Work to do -
Only lines with the string "Pfarrer" matter here; gather them from the material below.

Task material -
--- --- ---

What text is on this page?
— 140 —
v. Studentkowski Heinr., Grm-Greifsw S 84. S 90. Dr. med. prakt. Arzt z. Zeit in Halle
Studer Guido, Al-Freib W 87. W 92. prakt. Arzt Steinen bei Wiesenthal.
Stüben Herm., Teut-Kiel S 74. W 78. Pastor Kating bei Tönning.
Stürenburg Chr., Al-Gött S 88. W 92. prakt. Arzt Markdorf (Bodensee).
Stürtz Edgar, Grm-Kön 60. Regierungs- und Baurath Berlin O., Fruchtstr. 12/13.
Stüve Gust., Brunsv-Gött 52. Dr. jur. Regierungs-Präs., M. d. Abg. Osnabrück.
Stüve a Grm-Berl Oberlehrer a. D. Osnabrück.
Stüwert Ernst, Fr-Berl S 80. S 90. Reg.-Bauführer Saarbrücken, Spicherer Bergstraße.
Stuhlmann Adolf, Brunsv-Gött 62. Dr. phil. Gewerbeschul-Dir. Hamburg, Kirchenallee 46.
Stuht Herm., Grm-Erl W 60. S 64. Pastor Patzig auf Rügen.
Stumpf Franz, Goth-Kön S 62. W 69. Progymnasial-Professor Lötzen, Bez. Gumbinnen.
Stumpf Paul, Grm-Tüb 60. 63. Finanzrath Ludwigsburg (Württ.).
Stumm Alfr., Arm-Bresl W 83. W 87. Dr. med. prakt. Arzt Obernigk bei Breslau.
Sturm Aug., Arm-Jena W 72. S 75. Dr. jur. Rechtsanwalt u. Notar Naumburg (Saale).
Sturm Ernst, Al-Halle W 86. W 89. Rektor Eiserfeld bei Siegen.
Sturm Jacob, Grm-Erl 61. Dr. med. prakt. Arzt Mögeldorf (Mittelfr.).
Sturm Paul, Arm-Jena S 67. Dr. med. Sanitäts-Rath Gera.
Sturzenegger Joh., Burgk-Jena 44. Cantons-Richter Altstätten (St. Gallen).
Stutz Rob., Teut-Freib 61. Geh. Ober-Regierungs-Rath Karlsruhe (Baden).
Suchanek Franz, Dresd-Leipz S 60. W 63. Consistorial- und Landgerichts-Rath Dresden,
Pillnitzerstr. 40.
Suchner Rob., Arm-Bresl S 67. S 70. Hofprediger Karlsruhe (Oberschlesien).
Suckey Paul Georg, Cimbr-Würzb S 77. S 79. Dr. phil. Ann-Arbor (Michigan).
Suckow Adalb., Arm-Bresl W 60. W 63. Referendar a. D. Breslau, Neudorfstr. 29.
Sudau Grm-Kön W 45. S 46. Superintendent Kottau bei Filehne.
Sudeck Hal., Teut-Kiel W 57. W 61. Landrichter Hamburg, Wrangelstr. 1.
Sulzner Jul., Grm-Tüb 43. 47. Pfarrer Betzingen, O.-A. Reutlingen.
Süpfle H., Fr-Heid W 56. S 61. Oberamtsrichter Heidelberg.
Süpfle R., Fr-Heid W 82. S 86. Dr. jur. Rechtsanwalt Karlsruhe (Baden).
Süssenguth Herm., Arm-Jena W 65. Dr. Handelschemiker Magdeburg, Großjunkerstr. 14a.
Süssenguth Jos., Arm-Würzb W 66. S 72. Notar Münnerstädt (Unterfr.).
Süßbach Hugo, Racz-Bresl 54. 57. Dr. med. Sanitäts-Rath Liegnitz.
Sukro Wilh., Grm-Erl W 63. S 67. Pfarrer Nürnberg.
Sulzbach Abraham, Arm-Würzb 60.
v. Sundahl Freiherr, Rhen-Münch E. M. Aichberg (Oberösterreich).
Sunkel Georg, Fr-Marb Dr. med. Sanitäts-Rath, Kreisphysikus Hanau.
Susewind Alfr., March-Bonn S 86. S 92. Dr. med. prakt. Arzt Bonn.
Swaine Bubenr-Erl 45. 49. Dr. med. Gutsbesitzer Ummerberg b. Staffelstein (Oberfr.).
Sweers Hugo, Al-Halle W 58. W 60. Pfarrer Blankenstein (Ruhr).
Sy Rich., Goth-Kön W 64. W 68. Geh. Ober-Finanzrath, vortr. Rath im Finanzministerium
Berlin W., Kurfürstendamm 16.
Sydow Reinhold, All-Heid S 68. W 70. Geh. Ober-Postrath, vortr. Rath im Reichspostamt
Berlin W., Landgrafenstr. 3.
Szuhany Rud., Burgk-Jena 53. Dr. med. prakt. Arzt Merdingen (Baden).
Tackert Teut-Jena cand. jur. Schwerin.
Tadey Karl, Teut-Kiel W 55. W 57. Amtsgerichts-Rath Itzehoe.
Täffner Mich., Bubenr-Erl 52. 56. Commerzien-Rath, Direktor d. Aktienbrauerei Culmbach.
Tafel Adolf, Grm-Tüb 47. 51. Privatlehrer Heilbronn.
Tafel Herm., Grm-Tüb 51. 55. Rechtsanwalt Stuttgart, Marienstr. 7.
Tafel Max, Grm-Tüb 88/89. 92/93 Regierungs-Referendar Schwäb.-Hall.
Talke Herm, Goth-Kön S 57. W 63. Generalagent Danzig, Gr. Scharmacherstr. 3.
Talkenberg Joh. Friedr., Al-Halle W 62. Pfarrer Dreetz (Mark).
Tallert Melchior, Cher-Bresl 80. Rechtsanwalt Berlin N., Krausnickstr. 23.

--- --- ---

Solution to this exercise -
Sulzner Jul., Grm-Tüb 43. 47. Pfarrer Betzingen, O.-A. Reutlingen.
Sukro Wilh., Grm-Erl W 63. S 67. Pfarrer Nürnberg.
Sweers Hugo, Al-Halle W 58. W 60. Pfarrer Blankenstein (Ruhr).
Talkenberg Joh. Friedr., Al-Halle W 62. Pfarrer Dreetz (Mark).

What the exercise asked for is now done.